### [TASK DIRECTIONS]
Word for word, restate every line of the material.

### [EXERCISE MATERIAL]
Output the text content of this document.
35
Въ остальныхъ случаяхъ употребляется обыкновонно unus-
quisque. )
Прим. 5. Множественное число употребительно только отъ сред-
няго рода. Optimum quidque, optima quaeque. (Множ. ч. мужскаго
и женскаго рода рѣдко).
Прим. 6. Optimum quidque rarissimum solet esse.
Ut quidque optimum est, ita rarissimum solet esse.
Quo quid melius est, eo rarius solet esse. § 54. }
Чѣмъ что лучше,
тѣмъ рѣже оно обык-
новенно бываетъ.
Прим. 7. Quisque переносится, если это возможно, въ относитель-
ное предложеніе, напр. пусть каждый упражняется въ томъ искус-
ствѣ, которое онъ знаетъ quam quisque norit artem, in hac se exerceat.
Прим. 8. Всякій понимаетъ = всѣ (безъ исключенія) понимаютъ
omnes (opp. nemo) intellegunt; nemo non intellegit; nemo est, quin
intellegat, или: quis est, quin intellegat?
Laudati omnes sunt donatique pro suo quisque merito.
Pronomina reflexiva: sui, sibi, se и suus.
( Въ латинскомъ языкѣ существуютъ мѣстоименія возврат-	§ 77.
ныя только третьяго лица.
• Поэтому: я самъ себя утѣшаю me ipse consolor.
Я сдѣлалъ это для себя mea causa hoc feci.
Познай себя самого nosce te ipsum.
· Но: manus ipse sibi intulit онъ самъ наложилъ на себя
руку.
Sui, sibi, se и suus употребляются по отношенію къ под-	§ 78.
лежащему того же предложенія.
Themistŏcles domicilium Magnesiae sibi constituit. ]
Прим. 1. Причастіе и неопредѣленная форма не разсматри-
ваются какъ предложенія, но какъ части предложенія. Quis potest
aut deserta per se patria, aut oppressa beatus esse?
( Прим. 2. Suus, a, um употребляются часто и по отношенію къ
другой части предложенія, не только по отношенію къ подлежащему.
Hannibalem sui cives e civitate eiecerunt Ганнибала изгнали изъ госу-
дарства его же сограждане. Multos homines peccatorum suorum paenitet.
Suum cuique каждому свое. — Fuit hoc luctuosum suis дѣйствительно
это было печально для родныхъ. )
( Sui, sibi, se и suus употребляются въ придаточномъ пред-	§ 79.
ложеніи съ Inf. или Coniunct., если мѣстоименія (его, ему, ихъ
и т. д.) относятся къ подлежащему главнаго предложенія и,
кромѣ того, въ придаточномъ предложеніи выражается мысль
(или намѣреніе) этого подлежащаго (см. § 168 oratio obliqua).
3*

### [SOLUTION TO THIS PROBLEM]
Output the text content of this document.
35
Въ остальныхъ случаяхъ употребляется обыкновонно unus-
quisque. )
Прим. 5. Множественное число употребительно только отъ сред-
няго рода. Optimum quidque, optima quaeque. (Множ. ч. мужскаго
и женскаго рода рѣдко).
Прим. 6. Optimum quidque rarissimum solet esse.
Ut quidque optimum est, ita rarissimum solet esse.
Quo quid melius est, eo rarius solet esse. § 54. }
Чѣмъ что лучше,
тѣмъ рѣже оно обык-
новенно бываетъ.
Прим. 7. Quisque переносится, если это возможно, въ относитель-
ное предложеніе, напр. пусть каждый упражняется въ томъ искус-
ствѣ, которое онъ знаетъ quam quisque norit artem, in hac se exerceat.
Прим. 8. Всякій понимаетъ = всѣ (безъ исключенія) понимаютъ
omnes (opp. nemo) intellegunt; nemo non intellegit; nemo est, quin
intellegat, или: quis est, quin intellegat?
Laudati omnes sunt donatique pro suo quisque merito.
Pronomina reflexiva: sui, sibi, se и suus.
( Въ латинскомъ языкѣ существуютъ мѣстоименія возврат-	§ 77.
ныя только третьяго лица.
• Поэтому: я самъ себя утѣшаю me ipse consolor.
Я сдѣлалъ это для себя mea causa hoc feci.
Познай себя самого nosce te ipsum.
· Но: manus ipse sibi intulit онъ самъ наложилъ на себя
руку.
Sui, sibi, se и suus употребляются по отношенію къ под-	§ 78.
лежащему того же предложенія.
Themistŏcles domicilium Magnesiae sibi constituit. ]
Прим. 1. Причастіе и неопредѣленная форма не разсматри-
ваются какъ предложенія, но какъ части предложенія. Quis potest
aut deserta per se patria, aut oppressa beatus esse?
( Прим. 2. Suus, a, um употребляются часто и по отношенію къ
другой части предложенія, не только по отношенію къ подлежащему.
Hannibalem sui cives e civitate eiecerunt Ганнибала изгнали изъ госу-
дарства его же сограждане. Multos homines peccatorum suorum paenitet.
Suum cuique каждому свое. — Fuit hoc luctuosum suis дѣйствительно
это было печально для родныхъ. )
( Sui, sibi, se и suus употребляются въ придаточномъ пред-	§ 79.
ложеніи съ Inf. или Coniunct., если мѣстоименія (его, ему, ихъ
и т. д.) относятся къ подлежащему главнаго предложенія и,
кромѣ того, въ придаточномъ предложеніи выражается мысль
(или намѣреніе) этого подлежащаго (см. § 168 oratio obliqua).
3*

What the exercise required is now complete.